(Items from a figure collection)
/---
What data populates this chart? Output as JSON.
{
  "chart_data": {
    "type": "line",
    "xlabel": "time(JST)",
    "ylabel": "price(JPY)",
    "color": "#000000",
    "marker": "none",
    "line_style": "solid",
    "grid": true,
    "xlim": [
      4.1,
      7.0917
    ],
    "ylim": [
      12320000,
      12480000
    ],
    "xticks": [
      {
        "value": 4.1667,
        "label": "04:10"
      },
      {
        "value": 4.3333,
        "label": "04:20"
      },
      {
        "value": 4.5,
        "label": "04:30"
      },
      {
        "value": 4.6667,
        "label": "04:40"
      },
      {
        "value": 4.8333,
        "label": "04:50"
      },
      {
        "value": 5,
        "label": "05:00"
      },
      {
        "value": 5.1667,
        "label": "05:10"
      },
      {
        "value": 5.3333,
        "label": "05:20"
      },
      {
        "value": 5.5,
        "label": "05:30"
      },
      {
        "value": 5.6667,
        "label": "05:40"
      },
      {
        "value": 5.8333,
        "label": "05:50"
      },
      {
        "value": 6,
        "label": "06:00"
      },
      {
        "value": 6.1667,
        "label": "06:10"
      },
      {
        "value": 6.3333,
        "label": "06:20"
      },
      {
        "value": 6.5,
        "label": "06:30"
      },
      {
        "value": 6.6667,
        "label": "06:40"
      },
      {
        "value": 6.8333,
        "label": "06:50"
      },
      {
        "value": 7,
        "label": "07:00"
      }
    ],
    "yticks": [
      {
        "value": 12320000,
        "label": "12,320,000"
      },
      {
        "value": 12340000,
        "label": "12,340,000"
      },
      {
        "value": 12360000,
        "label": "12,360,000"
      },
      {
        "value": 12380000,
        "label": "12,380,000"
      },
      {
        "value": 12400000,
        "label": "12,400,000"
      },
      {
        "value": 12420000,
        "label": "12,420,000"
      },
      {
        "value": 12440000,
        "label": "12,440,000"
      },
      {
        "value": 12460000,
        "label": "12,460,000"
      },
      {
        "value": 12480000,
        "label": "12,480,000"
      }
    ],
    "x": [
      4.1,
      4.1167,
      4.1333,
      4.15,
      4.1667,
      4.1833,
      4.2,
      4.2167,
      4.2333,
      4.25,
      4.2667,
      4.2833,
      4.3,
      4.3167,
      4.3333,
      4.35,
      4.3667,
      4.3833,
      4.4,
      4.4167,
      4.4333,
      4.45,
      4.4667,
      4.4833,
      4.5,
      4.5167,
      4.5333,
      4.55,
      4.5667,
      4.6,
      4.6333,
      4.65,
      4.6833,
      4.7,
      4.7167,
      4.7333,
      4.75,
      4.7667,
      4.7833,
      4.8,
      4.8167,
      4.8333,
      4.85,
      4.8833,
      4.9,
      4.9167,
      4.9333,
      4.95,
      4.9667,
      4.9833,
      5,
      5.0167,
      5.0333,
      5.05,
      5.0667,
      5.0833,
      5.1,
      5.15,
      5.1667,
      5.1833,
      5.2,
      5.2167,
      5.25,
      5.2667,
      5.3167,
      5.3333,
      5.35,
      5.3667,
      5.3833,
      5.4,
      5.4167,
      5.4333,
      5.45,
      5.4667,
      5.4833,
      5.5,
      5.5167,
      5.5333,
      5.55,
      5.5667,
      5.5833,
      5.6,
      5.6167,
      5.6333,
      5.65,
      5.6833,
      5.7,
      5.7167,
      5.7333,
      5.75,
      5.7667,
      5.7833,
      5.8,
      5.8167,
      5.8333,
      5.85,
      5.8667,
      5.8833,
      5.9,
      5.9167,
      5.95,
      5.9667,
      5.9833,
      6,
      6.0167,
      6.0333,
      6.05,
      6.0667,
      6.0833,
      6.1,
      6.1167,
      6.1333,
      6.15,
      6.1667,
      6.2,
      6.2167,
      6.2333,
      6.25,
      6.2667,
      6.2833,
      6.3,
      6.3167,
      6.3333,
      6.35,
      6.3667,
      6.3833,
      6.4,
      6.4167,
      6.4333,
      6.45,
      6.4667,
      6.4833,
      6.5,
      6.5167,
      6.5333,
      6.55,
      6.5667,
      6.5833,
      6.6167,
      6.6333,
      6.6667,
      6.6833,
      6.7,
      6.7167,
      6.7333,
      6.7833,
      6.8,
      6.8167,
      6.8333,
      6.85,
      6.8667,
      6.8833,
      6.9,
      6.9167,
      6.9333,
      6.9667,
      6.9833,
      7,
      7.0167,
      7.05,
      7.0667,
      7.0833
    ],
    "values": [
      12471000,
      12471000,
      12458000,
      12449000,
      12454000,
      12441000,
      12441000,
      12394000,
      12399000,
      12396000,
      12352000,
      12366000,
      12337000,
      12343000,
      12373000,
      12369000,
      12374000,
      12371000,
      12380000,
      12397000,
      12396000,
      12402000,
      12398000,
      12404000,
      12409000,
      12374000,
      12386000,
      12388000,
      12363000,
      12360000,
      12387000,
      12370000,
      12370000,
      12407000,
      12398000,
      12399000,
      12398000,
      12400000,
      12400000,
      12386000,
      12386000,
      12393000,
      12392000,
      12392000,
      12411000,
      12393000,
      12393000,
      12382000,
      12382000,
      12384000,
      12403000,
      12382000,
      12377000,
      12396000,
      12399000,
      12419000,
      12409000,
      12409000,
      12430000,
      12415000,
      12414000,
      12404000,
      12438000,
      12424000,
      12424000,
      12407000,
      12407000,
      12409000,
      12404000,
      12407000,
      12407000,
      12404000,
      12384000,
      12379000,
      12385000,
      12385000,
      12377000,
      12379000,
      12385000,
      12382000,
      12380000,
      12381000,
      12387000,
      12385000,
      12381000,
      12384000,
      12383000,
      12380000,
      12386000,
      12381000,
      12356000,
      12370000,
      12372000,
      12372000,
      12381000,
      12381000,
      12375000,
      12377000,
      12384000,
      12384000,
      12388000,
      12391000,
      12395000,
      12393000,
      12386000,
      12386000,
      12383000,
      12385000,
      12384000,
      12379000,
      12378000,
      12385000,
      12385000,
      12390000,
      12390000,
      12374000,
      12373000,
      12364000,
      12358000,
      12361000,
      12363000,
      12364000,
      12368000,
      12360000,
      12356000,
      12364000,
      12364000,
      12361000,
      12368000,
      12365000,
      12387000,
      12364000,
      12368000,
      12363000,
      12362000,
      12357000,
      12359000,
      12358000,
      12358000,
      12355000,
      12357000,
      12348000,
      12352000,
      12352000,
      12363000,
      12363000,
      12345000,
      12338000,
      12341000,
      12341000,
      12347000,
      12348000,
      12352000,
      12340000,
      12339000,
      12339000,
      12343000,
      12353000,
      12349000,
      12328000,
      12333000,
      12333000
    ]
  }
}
\---
_Given problem_.
Copy out the whole listing exactly.

_Correct output_.
What data populates this chart? Output as JSON.
{
  "chart_data": {
    "type": "line",
    "xlabel": "time(JST)",
    "ylabel": "price(JPY)",
    "color": "#000000",
    "marker": "none",
    "line_style": "solid",
    "grid": true,
    "xlim": [
      4.1,
      7.0917
    ],
    "ylim": [
      12320000,
      12480000
    ],
    "xticks": [
      {
        "value": 4.1667,
        "label": "04:10"
      },
      {
        "value": 4.3333,
        "label": "04:20"
      },
      {
        "value": 4.5,
        "label": "04:30"
      },
      {
        "value": 4.6667,
        "label": "04:40"
      },
      {
        "value": 4.8333,
        "label": "04:50"
      },
      {
        "value": 5,
        "label": "05:00"
      },
      {
        "value": 5.1667,
        "label": "05:10"
      },
      {
        "value": 5.3333,
        "label": "05:20"
      },
      {
        "value": 5.5,
        "label": "05:30"
      },
      {
        "value": 5.6667,
        "label": "05:40"
      },
      {
        "value": 5.8333,
        "label": "05:50"
      },
      {
        "value": 6,
        "label": "06:00"
      },
      {
        "value": 6.1667,
        "label": "06:10"
      },
      {
        "value": 6.3333,
        "label": "06:20"
      },
      {
        "value": 6.5,
        "label": "06:30"
      },
      {
        "value": 6.6667,
        "label": "06:40"
      },
      {
        "value": 6.8333,
        "label": "06:50"
      },
      {
        "value": 7,
        "label": "07:00"
      }
    ],
    "yticks": [
      {
        "value": 12320000,
        "label": "12,320,000"
      },
      {
        "value": 12340000,
        "label": "12,340,000"
      },
      {
        "value": 12360000,
        "label": "12,360,000"
      },
      {
        "value": 12380000,
        "label": "12,380,000"
      },
      {
        "value": 12400000,
        "label": "12,400,000"
      },
      {
        "value": 12420000,
        "label": "12,420,000"
      },
      {
        "value": 12440000,
        "label": "12,440,000"
      },
      {
        "value": 12460000,
        "label": "12,460,000"
      },
      {
        "value": 12480000,
        "label": "12,480,000"
      }
    ],
    "x": [
      4.1,
      4.1167,
      4.1333,
      4.15,
      4.1667,
      4.1833,
      4.2,
      4.2167,
      4.2333,
      4.25,
      4.2667,
      4.2833,
      4.3,
      4.3167,
      4.3333,
      4.35,
      4.3667,
      4.3833,
      4.4,
      4.4167,
      4.4333,
      4.45,
      4.4667,
      4.4833,
      4.5,
      4.5167,
      4.5333,
      4.55,
      4.5667,
      4.6,
      4.6333,
      4.65,
      4.6833,
      4.7,
      4.7167,
      4.7333,
      4.75,
      4.7667,
      4.7833,
      4.8,
      4.8167,
      4.8333,
      4.85,
      4.8833,
      4.9,
      4.9167,
      4.9333,
      4.95,
      4.9667,
      4.9833,
      5,
      5.0167,
      5.0333,
      5.05,
      5.0667,
      5.0833,
      5.1,
      5.15,
      5.1667,
      5.1833,
      5.2,
      5.2167,
      5.25,
      5.2667,
      5.3167,
      5.3333,
      5.35,
      5.3667,
      5.3833,
      5.4,
      5.4167,
      5.4333,
      5.45,
      5.4667,
      5.4833,
      5.5,
      5.5167,
      5.5333,
      5.55,
      5.5667,
      5.5833,
      5.6,
      5.6167,
      5.6333,
      5.65,
      5.6833,
      5.7,
      5.7167,
      5.7333,
      5.75,
      5.7667,
      5.7833,
      5.8,
      5.8167,
      5.8333,
      5.85,
      5.8667,
      5.8833,
      5.9,
      5.9167,
      5.95,
      5.9667,
      5.9833,
      6,
      6.0167,
      6.0333,
      6.05,
      6.0667,
      6.0833,
      6.1,
      6.1167,
      6.1333,
      6.15,
      6.1667,
      6.2,
      6.2167,
      6.2333,
      6.25,
      6.2667,
      6.2833,
      6.3,
      6.3167,
      6.3333,
      6.35,
      6.3667,
      6.3833,
      6.4,
      6.4167,
      6.4333,
      6.45,
      6.4667,
      6.4833,
      6.5,
      6.5167,
      6.5333,
      6.55,
      6.5667,
      6.5833,
      6.6167,
      6.6333,
      6.6667,
      6.6833,
      6.7,
      6.7167,
      6.7333,
      6.7833,
      6.8,
      6.8167,
      6.8333,
      6.85,
      6.8667,
      6.8833,
      6.9,
      6.9167,
      6.9333,
      6.9667,
      6.9833,
      7,
      7.0167,
      7.05,
      7.0667,
      7.0833
    ],
    "values": [
      12471000,
      12471000,
      12458000,
      12449000,
      12454000,
      12441000,
      12441000,
      12394000,
      12399000,
      12396000,
      12352000,
      12366000,
      12337000,
      12343000,
      12373000,
      12369000,
      12374000,
      12371000,
      12380000,
      12397000,
      12396000,
      12402000,
      12398000,
      12404000,
      12409000,
      12374000,
      12386000,
      12388000,
      12363000,
      12360000,
      12387000,
      12370000,
      12370000,
      12407000,
      12398000,
      12399000,
      12398000,
      12400000,
      12400000,
      12386000,
      12386000,
      12393000,
      12392000,
      12392000,
      12411000,
      12393000,
      12393000,
      12382000,
      12382000,
      12384000,
      12403000,
      12382000,
      12377000,
      12396000,
      12399000,
      12419000,
      12409000,
      12409000,
      12430000,
      12415000,
      12414000,
      12404000,
      12438000,
      12424000,
      12424000,
      12407000,
      12407000,
      12409000,
      12404000,
      12407000,
      12407000,
      12404000,
      12384000,
      12379000,
      12385000,
      12385000,
      12377000,
      12379000,
      12385000,
      12382000,
      12380000,
      12381000,
      12387000,
      12385000,
      12381000,
      12384000,
      12383000,
      12380000,
      12386000,
      12381000,
      12356000,
      12370000,
      12372000,
      12372000,
      12381000,
      12381000,
      12375000,
      12377000,
      12384000,
      12384000,
      12388000,
      12391000,
      12395000,
      12393000,
      12386000,
      12386000,
      12383000,
      12385000,
      12384000,
      12379000,
      12378000,
      12385000,
      12385000,
      12390000,
      12390000,
      12374000,
      12373000,
      12364000,
      12358000,
      12361000,
      12363000,
      12364000,
      12368000,
      12360000,
      12356000,
      12364000,
      12364000,
      12361000,
      12368000,
      12365000,
      12387000,
      12364000,
      12368000,
      12363000,
      12362000,
      12357000,
      12359000,
      12358000,
      12358000,
      12355000,
      12357000,
      12348000,
      12352000,
      12352000,
      12363000,
      12363000,
      12345000,
      12338000,
      12341000,
      12341000,
      12347000,
      12348000,
      12352000,
      12340000,
      12339000,
      12339000,
      12343000,
      12353000,
      12349000,
      12328000,
      12333000,
      12333000
    ]
  }
}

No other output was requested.